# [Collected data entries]
---*---

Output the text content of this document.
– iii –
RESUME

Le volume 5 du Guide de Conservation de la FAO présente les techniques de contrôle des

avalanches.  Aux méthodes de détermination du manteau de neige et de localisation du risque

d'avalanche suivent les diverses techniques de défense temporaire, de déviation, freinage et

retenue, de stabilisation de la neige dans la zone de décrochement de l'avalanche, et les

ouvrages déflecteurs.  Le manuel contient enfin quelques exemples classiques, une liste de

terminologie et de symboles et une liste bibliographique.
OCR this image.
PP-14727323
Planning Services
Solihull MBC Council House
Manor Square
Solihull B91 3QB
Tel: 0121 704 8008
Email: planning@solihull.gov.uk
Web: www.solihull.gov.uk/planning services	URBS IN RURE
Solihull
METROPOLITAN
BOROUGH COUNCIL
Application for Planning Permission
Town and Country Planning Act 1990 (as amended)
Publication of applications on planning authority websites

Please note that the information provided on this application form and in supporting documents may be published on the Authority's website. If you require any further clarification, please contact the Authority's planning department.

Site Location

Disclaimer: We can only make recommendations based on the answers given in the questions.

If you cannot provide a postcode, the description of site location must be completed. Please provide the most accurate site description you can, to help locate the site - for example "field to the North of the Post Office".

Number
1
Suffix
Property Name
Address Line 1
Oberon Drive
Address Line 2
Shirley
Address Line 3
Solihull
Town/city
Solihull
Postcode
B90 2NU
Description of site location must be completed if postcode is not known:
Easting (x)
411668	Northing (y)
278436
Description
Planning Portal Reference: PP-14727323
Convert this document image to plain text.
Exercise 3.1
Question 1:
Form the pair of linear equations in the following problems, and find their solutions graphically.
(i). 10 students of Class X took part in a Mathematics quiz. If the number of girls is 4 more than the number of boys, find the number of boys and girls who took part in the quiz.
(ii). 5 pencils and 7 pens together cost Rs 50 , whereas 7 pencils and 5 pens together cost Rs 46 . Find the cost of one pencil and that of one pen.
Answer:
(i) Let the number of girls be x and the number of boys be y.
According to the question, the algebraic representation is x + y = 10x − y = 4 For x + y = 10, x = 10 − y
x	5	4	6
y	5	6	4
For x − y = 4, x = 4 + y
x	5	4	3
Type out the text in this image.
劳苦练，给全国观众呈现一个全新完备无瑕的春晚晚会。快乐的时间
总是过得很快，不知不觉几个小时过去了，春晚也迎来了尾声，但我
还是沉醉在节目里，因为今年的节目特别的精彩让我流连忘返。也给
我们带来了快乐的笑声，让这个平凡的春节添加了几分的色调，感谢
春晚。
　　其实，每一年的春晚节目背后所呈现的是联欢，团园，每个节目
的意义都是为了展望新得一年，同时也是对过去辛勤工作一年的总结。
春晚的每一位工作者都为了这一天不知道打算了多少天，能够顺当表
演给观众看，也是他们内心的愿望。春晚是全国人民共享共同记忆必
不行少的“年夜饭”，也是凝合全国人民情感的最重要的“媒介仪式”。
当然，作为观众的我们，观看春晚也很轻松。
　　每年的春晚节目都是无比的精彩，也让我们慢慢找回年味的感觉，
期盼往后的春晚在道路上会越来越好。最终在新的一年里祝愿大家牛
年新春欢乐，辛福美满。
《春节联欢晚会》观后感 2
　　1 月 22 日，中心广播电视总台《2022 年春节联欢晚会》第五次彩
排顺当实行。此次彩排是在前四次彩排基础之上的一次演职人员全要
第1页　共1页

---*---

# [Stated exercise]
Copy each line of the data exactly, leaving nothing out.

# [The solution]
Output the text content of this document.
– iii –
RESUME

Le volume 5 du Guide de Conservation de la FAO présente les techniques de contrôle des

avalanches.  Aux méthodes de détermination du manteau de neige et de localisation du risque

d'avalanche suivent les diverses techniques de défense temporaire, de déviation, freinage et

retenue, de stabilisation de la neige dans la zone de décrochement de l'avalanche, et les

ouvrages déflecteurs.  Le manuel contient enfin quelques exemples classiques, une liste de

terminologie et de symboles et une liste bibliographique.
OCR this image.
PP-14727323
Planning Services
Solihull MBC Council House
Manor Square
Solihull B91 3QB
Tel: 0121 704 8008
Email: planning@solihull.gov.uk
Web: www.solihull.gov.uk/planning services	URBS IN RURE
Solihull
METROPOLITAN
BOROUGH COUNCIL
Application for Planning Permission
Town and Country Planning Act 1990 (as amended)
Publication of applications on planning authority websites

Please note that the information provided on this application form and in supporting documents may be published on the Authority's website. If you require any further clarification, please contact the Authority's planning department.

Site Location

Disclaimer: We can only make recommendations based on the answers given in the questions.

If you cannot provide a postcode, the description of site location must be completed. Please provide the most accurate site description you can, to help locate the site - for example "field to the North of the Post Office".

Number
1
Suffix
Property Name
Address Line 1
Oberon Drive
Address Line 2
Shirley
Address Line 3
Solihull
Town/city
Solihull
Postcode
B90 2NU
Description of site location must be completed if postcode is not known:
Easting (x)
411668	Northing (y)
278436
Description
Planning Portal Reference: PP-14727323
Convert this document image to plain text.
Exercise 3.1
Question 1:
Form the pair of linear equations in the following problems, and find their solutions graphically.
(i). 10 students of Class X took part in a Mathematics quiz. If the number of girls is 4 more than the number of boys, find the number of boys and girls who took part in the quiz.
(ii). 5 pencils and 7 pens together cost Rs 50 , whereas 7 pencils and 5 pens together cost Rs 46 . Find the cost of one pencil and that of one pen.
Answer:
(i) Let the number of girls be x and the number of boys be y.
According to the question, the algebraic representation is x + y = 10x − y = 4 For x + y = 10, x = 10 − y
x	5	4	6
y	5	6	4
For x − y = 4, x = 4 + y
x	5	4	3
Type out the text in this image.
劳苦练，给全国观众呈现一个全新完备无瑕的春晚晚会。快乐的时间
总是过得很快，不知不觉几个小时过去了，春晚也迎来了尾声，但我
还是沉醉在节目里，因为今年的节目特别的精彩让我流连忘返。也给
我们带来了快乐的笑声，让这个平凡的春节添加了几分的色调，感谢
春晚。
　　其实，每一年的春晚节目背后所呈现的是联欢，团园，每个节目
的意义都是为了展望新得一年，同时也是对过去辛勤工作一年的总结。
春晚的每一位工作者都为了这一天不知道打算了多少天，能够顺当表
演给观众看，也是他们内心的愿望。春晚是全国人民共享共同记忆必
不行少的“年夜饭”，也是凝合全国人民情感的最重要的“媒介仪式”。
当然，作为观众的我们，观看春晚也很轻松。
　　每年的春晚节目都是无比的精彩，也让我们慢慢找回年味的感觉，
期盼往后的春晚在道路上会越来越好。最终在新的一年里祝愿大家牛
年新春欢乐，辛福美满。
《春节联欢晚会》观后感 2
　　1 月 22 日，中心广播电视总台《2022 年春节联欢晚会》第五次彩
排顺当实行。此次彩排是在前四次彩排基础之上的一次演职人员全要
第1页　共1页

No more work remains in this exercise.